» Set problem
Print the records again, character for character.

Dataset records
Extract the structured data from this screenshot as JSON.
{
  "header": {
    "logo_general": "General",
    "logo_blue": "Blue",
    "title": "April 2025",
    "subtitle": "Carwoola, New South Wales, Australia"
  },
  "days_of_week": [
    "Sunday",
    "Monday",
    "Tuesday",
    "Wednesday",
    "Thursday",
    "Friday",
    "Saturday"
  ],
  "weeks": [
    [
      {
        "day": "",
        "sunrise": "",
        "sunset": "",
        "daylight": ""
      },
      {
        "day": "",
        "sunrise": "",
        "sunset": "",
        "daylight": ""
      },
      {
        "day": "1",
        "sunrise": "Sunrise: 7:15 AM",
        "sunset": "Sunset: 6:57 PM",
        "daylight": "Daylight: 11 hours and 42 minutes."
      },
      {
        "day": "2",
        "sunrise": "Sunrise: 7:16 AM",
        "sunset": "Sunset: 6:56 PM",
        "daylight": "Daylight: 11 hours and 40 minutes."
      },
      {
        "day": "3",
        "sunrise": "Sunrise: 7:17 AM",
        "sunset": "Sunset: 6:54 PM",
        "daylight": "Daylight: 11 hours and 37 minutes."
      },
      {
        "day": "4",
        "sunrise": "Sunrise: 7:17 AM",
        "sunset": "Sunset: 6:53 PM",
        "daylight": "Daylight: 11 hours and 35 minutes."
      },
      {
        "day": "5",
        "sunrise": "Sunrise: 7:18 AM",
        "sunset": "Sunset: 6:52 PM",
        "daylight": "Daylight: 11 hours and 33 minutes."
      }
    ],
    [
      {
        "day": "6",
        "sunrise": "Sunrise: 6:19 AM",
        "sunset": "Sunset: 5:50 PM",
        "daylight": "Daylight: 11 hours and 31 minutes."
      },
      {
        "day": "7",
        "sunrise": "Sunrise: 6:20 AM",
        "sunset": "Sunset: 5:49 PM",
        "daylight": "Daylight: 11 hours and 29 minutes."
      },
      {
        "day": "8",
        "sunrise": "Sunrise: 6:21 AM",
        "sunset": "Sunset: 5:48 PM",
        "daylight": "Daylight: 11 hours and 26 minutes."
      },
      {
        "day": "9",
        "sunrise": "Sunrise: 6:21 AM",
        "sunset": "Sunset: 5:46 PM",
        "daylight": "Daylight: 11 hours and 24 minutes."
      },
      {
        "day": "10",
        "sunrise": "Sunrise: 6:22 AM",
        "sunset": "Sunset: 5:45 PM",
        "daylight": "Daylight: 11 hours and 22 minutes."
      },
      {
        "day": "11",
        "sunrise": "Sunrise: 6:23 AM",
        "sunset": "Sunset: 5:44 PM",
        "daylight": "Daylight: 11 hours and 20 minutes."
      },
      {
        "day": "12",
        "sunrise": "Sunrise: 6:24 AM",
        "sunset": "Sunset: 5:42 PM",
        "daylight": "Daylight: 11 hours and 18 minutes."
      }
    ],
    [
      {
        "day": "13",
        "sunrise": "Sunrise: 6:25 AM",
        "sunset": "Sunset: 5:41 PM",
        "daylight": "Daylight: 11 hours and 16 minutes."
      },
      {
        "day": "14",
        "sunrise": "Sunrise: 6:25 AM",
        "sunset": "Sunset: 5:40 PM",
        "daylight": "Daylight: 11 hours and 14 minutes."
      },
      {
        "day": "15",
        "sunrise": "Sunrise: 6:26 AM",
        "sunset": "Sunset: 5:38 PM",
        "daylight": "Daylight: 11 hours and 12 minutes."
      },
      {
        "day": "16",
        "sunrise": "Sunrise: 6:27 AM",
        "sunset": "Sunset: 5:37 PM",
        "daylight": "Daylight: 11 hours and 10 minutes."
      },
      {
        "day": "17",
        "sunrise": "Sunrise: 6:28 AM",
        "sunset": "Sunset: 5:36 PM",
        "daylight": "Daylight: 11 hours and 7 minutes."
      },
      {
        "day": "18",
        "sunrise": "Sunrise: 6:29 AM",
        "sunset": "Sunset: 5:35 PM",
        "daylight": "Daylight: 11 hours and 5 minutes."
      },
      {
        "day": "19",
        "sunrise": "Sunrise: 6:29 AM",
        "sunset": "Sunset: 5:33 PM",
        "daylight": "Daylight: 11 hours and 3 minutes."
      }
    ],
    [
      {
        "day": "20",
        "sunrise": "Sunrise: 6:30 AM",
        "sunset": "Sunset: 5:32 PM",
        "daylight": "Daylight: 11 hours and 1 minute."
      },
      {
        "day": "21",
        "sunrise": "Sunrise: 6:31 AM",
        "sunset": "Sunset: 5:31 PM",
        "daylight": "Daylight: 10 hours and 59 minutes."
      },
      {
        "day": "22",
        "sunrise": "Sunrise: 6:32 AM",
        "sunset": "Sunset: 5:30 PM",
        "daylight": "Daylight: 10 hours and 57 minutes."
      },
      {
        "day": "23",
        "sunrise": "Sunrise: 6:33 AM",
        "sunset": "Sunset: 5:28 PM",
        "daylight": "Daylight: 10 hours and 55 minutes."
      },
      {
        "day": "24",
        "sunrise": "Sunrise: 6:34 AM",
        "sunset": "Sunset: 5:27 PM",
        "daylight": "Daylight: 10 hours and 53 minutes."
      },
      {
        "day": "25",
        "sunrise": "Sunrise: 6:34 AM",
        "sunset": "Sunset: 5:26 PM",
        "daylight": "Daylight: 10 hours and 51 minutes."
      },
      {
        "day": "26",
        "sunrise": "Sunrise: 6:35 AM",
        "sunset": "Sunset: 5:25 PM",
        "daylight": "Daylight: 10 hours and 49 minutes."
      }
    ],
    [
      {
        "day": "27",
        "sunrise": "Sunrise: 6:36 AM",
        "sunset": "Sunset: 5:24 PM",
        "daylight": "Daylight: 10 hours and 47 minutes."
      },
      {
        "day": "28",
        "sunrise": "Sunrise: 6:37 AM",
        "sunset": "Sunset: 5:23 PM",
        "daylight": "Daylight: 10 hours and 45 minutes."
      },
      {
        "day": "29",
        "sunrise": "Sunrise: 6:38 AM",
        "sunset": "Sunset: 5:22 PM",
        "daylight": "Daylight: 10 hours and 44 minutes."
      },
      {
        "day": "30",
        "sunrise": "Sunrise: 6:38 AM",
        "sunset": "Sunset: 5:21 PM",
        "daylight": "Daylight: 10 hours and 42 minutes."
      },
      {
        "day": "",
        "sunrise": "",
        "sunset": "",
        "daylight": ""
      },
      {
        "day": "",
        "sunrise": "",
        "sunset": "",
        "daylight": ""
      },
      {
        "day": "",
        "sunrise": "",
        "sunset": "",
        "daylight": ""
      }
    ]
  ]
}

» Solution to the problem
Extract the structured data from this screenshot as JSON.
{
  "header": {
    "logo_general": "General",
    "logo_blue": "Blue",
    "title": "April 2025",
    "subtitle": "Carwoola, New South Wales, Australia"
  },
  "days_of_week": [
    "Sunday",
    "Monday",
    "Tuesday",
    "Wednesday",
    "Thursday",
    "Friday",
    "Saturday"
  ],
  "weeks": [
    [
      {
        "day": "",
        "sunrise": "",
        "sunset": "",
        "daylight": ""
      },
      {
        "day": "",
        "sunrise": "",
        "sunset": "",
        "daylight": ""
      },
      {
        "day": "1",
        "sunrise": "Sunrise: 7:15 AM",
        "sunset": "Sunset: 6:57 PM",
        "daylight": "Daylight: 11 hours and 42 minutes."
      },
      {
        "day": "2",
        "sunrise": "Sunrise: 7:16 AM",
        "sunset": "Sunset: 6:56 PM",
        "daylight": "Daylight: 11 hours and 40 minutes."
      },
      {
        "day": "3",
        "sunrise": "Sunrise: 7:17 AM",
        "sunset": "Sunset: 6:54 PM",
        "daylight": "Daylight: 11 hours and 37 minutes."
      },
      {
        "day": "4",
        "sunrise": "Sunrise: 7:17 AM",
        "sunset": "Sunset: 6:53 PM",
        "daylight": "Daylight: 11 hours and 35 minutes."
      },
      {
        "day": "5",
        "sunrise": "Sunrise: 7:18 AM",
        "sunset": "Sunset: 6:52 PM",
        "daylight": "Daylight: 11 hours and 33 minutes."
      }
    ],
    [
      {
        "day": "6",
        "sunrise": "Sunrise: 6:19 AM",
        "sunset": "Sunset: 5:50 PM",
        "daylight": "Daylight: 11 hours and 31 minutes."
      },
      {
        "day": "7",
        "sunrise": "Sunrise: 6:20 AM",
        "sunset": "Sunset: 5:49 PM",
        "daylight": "Daylight: 11 hours and 29 minutes."
      },
      {
        "day": "8",
        "sunrise": "Sunrise: 6:21 AM",
        "sunset": "Sunset: 5:48 PM",
        "daylight": "Daylight: 11 hours and 26 minutes."
      },
      {
        "day": "9",
        "sunrise": "Sunrise: 6:21 AM",
        "sunset": "Sunset: 5:46 PM",
        "daylight": "Daylight: 11 hours and 24 minutes."
      },
      {
        "day": "10",
        "sunrise": "Sunrise: 6:22 AM",
        "sunset": "Sunset: 5:45 PM",
        "daylight": "Daylight: 11 hours and 22 minutes."
      },
      {
        "day": "11",
        "sunrise": "Sunrise: 6:23 AM",
        "sunset": "Sunset: 5:44 PM",
        "daylight": "Daylight: 11 hours and 20 minutes."
      },
      {
        "day": "12",
        "sunrise": "Sunrise: 6:24 AM",
        "sunset": "Sunset: 5:42 PM",
        "daylight": "Daylight: 11 hours and 18 minutes."
      }
    ],
    [
      {
        "day": "13",
        "sunrise": "Sunrise: 6:25 AM",
        "sunset": "Sunset: 5:41 PM",
        "daylight": "Daylight: 11 hours and 16 minutes."
      },
      {
        "day": "14",
        "sunrise": "Sunrise: 6:25 AM",
        "sunset": "Sunset: 5:40 PM",
        "daylight": "Daylight: 11 hours and 14 minutes."
      },
      {
        "day": "15",
        "sunrise": "Sunrise: 6:26 AM",
        "sunset": "Sunset: 5:38 PM",
        "daylight": "Daylight: 11 hours and 12 minutes."
      },
      {
        "day": "16",
        "sunrise": "Sunrise: 6:27 AM",
        "sunset": "Sunset: 5:37 PM",
        "daylight": "Daylight: 11 hours and 10 minutes."
      },
      {
        "day": "17",
        "sunrise": "Sunrise: 6:28 AM",
        "sunset": "Sunset: 5:36 PM",
        "daylight": "Daylight: 11 hours and 7 minutes."
      },
      {
        "day": "18",
        "sunrise": "Sunrise: 6:29 AM",
        "sunset": "Sunset: 5:35 PM",
        "daylight": "Daylight: 11 hours and 5 minutes."
      },
      {
        "day": "19",
        "sunrise": "Sunrise: 6:29 AM",
        "sunset": "Sunset: 5:33 PM",
        "daylight": "Daylight: 11 hours and 3 minutes."
      }
    ],
    [
      {
        "day": "20",
        "sunrise": "Sunrise: 6:30 AM",
        "sunset": "Sunset: 5:32 PM",
        "daylight": "Daylight: 11 hours and 1 minute."
      },
      {
        "day": "21",
        "sunrise": "Sunrise: 6:31 AM",
        "sunset": "Sunset: 5:31 PM",
        "daylight": "Daylight: 10 hours and 59 minutes."
      },
      {
        "day": "22",
        "sunrise": "Sunrise: 6:32 AM",
        "sunset": "Sunset: 5:30 PM",
        "daylight": "Daylight: 10 hours and 57 minutes."
      },
      {
        "day": "23",
        "sunrise": "Sunrise: 6:33 AM",
        "sunset": "Sunset: 5:28 PM",
        "daylight": "Daylight: 10 hours and 55 minutes."
      },
      {
        "day": "24",
        "sunrise": "Sunrise: 6:34 AM",
        "sunset": "Sunset: 5:27 PM",
        "daylight": "Daylight: 10 hours and 53 minutes."
      },
      {
        "day": "25",
        "sunrise": "Sunrise: 6:34 AM",
        "sunset": "Sunset: 5:26 PM",
        "daylight": "Daylight: 10 hours and 51 minutes."
      },
      {
        "day": "26",
        "sunrise": "Sunrise: 6:35 AM",
        "sunset": "Sunset: 5:25 PM",
        "daylight": "Daylight: 10 hours and 49 minutes."
      }
    ],
    [
      {
        "day": "27",
        "sunrise": "Sunrise: 6:36 AM",
        "sunset": "Sunset: 5:24 PM",
        "daylight": "Daylight: 10 hours and 47 minutes."
      },
      {
        "day": "28",
        "sunrise": "Sunrise: 6:37 AM",
        "sunset": "Sunset: 5:23 PM",
        "daylight": "Daylight: 10 hours and 45 minutes."
      },
      {
        "day": "29",
        "sunrise": "Sunrise: 6:38 AM",
        "sunset": "Sunset: 5:22 PM",
        "daylight": "Daylight: 10 hours and 44 minutes."
      },
      {
        "day": "30",
        "sunrise": "Sunrise: 6:38 AM",
        "sunset": "Sunset: 5:21 PM",
        "daylight": "Daylight: 10 hours and 42 minutes."
      },
      {
        "day": "",
        "sunrise": "",
        "sunset": "",
        "daylight": ""
      },
      {
        "day": "",
        "sunrise": "",
        "sunset": "",
        "daylight": ""
      },
      {
        "day": "",
        "sunrise": "",
        "sunset": "",
        "daylight": ""
      }
    ]
  ]
}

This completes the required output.